EXERCISE OBJECTIVE.
Filter out everything except lines holding "Tierhaltung".

STORED RECORDS.

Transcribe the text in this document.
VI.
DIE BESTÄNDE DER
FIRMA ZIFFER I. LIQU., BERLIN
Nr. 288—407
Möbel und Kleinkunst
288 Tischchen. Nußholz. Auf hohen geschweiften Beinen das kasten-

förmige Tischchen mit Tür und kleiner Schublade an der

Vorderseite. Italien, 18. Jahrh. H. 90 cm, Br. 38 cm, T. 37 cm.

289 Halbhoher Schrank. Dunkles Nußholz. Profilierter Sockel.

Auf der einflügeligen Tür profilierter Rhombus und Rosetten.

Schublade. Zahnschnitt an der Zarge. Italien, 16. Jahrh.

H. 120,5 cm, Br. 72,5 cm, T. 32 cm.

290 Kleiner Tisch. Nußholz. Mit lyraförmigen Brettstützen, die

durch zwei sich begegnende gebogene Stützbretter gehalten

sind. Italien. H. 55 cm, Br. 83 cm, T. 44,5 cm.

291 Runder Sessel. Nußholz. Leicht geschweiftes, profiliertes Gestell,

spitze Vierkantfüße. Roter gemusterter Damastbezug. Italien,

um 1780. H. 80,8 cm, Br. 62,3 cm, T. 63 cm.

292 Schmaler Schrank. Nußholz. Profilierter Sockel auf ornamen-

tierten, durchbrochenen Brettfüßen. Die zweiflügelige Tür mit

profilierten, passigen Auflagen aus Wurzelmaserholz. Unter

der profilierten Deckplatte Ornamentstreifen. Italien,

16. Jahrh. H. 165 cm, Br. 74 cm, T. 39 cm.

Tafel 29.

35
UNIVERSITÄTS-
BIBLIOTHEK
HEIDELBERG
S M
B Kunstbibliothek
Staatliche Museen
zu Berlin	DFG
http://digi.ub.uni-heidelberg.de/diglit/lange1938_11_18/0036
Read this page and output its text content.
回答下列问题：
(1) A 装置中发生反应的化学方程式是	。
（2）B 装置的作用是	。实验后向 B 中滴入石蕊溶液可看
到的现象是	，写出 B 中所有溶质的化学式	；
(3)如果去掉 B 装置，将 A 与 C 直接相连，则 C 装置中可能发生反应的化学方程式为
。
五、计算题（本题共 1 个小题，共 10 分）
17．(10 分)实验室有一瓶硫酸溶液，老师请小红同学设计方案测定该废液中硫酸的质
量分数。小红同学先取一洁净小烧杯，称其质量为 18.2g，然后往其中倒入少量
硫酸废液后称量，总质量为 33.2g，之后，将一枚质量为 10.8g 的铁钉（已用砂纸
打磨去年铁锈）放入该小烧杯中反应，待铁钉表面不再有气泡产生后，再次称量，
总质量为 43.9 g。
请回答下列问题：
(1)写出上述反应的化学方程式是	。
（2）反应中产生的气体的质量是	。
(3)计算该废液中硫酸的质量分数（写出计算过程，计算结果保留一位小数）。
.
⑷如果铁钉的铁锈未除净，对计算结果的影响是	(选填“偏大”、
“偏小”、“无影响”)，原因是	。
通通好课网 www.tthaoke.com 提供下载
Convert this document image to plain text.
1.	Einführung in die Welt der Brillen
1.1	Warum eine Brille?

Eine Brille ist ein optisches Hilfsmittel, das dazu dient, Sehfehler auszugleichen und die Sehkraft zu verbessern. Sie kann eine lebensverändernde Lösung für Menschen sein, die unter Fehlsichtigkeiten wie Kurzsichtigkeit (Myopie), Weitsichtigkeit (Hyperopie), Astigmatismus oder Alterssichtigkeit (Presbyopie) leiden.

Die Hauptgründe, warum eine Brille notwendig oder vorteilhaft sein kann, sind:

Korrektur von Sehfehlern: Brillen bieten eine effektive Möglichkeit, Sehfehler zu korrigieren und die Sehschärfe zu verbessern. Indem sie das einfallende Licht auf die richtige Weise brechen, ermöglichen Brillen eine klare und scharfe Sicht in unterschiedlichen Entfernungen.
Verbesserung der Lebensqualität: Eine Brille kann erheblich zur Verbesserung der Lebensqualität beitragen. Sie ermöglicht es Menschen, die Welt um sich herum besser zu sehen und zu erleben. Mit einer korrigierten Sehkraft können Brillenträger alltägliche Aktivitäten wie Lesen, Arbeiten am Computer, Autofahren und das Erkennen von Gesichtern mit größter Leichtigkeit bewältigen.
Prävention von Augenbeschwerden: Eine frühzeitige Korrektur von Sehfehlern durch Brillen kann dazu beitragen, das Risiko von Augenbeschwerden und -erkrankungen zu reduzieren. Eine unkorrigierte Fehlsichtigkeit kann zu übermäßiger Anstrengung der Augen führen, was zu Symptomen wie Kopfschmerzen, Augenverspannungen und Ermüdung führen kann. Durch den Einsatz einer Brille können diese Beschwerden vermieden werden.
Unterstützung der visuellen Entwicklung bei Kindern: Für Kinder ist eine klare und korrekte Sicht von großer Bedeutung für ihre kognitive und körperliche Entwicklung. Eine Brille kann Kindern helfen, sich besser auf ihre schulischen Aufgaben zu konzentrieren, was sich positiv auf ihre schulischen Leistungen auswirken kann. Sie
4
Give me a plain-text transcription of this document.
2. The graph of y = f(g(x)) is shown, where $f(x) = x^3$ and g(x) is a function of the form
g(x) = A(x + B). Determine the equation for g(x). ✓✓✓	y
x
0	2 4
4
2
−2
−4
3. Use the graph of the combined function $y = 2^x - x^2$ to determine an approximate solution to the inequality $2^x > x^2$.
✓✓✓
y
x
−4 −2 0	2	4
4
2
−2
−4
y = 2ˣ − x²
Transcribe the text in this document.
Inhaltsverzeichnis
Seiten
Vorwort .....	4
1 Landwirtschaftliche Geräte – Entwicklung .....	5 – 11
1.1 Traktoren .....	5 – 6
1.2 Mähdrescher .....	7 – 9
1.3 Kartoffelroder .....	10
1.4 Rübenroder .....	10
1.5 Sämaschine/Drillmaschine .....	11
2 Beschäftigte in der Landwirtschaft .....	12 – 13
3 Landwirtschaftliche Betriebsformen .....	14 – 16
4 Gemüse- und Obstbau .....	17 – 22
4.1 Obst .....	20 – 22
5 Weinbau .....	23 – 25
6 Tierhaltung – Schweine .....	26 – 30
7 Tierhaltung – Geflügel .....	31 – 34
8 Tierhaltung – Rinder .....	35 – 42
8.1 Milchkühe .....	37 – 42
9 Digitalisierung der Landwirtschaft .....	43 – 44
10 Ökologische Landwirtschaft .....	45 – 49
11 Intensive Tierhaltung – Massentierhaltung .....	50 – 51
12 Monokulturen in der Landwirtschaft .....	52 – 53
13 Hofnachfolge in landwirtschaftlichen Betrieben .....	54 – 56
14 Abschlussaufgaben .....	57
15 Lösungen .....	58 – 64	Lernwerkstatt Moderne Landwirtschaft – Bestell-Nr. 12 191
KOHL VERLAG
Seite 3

THE RESULT.
6 Tierhaltung – Schweine .....	26 – 30
7 Tierhaltung – Geflügel .....	31 – 34
8 Tierhaltung – Rinder .....	35 – 42
11 Intensive Tierhaltung – Massentierhaltung .....	50 – 51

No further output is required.